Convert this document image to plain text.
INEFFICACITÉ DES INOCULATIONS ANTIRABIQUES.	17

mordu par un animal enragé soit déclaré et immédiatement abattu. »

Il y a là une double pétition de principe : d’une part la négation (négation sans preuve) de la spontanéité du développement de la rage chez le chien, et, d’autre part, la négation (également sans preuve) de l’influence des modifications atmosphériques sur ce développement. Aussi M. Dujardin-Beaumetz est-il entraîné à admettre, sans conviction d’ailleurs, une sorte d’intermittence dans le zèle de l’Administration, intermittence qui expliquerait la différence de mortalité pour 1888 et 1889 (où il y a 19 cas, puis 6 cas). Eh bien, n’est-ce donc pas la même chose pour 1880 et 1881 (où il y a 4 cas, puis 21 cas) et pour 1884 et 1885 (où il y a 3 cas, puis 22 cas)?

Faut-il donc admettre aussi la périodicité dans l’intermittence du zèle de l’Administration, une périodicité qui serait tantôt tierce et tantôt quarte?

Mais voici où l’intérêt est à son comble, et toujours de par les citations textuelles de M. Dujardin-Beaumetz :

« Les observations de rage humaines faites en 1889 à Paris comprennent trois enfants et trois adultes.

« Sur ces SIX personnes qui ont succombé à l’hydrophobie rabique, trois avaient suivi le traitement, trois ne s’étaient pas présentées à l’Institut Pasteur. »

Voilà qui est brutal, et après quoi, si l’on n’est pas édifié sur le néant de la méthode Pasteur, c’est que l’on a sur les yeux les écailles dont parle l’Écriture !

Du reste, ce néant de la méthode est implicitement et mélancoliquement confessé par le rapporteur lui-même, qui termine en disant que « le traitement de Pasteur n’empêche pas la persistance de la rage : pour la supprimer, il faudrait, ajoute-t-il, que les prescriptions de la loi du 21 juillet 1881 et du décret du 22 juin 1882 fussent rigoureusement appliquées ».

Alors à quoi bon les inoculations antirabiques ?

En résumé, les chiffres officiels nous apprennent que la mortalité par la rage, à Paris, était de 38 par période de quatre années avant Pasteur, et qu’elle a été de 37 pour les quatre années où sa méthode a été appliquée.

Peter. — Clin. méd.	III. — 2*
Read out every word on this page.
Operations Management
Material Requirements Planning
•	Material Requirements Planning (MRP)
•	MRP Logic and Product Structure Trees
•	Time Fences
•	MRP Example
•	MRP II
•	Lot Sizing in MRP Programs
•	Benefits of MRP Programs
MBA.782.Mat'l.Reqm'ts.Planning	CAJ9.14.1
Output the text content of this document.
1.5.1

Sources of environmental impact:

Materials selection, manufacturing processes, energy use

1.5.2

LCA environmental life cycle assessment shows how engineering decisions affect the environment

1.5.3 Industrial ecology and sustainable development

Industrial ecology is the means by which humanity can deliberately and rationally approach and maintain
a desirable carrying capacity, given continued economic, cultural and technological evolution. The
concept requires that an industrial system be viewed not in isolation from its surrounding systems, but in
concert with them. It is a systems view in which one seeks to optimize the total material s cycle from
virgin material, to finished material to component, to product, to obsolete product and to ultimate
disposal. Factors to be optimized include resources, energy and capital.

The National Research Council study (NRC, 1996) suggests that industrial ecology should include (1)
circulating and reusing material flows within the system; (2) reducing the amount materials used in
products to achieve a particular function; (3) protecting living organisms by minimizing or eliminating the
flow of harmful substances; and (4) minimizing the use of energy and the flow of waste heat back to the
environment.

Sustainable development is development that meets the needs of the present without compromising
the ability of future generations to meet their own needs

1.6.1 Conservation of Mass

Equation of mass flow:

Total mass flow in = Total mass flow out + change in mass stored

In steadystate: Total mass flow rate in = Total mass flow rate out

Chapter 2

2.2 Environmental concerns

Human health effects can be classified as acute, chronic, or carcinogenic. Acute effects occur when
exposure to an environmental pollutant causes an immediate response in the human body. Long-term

* * * * * * *

> _Description of the task_: Each line that has the word "include" counts once. How many such lines are in the data? Give the number alone.

> _Worked answer_: 2